_Aim_.
Find the word "Disk" in the records below. List each line containing it.

## BEGIN Stored data

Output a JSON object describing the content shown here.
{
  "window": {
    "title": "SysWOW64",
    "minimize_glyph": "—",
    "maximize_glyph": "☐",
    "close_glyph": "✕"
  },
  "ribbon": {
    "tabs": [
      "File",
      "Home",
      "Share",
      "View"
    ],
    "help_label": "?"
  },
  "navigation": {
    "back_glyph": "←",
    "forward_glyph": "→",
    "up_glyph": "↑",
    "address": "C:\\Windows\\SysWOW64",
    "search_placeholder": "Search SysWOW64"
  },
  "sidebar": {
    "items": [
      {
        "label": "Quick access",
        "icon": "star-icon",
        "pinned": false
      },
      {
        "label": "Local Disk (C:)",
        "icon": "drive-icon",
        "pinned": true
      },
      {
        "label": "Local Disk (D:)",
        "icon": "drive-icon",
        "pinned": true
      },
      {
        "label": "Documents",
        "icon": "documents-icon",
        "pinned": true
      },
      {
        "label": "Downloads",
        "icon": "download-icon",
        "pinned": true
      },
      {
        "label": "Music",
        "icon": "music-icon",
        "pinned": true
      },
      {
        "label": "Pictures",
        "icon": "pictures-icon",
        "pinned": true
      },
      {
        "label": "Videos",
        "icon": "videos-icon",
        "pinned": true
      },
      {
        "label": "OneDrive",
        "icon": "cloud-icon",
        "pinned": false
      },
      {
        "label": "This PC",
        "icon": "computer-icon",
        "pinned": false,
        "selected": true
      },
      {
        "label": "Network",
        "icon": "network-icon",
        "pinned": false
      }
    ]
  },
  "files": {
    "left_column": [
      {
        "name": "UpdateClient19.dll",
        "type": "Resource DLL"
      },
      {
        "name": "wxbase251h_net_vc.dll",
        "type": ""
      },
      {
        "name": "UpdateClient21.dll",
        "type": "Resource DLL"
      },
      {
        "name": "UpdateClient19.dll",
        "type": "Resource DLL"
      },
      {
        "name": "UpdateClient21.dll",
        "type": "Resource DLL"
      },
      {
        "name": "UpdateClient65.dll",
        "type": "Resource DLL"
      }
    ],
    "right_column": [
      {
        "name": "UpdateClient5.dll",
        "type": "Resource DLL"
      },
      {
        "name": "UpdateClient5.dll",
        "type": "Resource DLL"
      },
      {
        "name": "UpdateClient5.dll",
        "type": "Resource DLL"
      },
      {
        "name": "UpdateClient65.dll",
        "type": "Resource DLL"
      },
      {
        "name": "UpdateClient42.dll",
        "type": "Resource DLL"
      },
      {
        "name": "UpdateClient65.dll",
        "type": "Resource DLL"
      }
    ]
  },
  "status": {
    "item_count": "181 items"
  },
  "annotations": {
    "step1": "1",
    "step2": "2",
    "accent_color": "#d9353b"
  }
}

## END Stored data

_Solution to this problem_.
        "label": "Local Disk (C:)",
        "label": "Local Disk (D:)",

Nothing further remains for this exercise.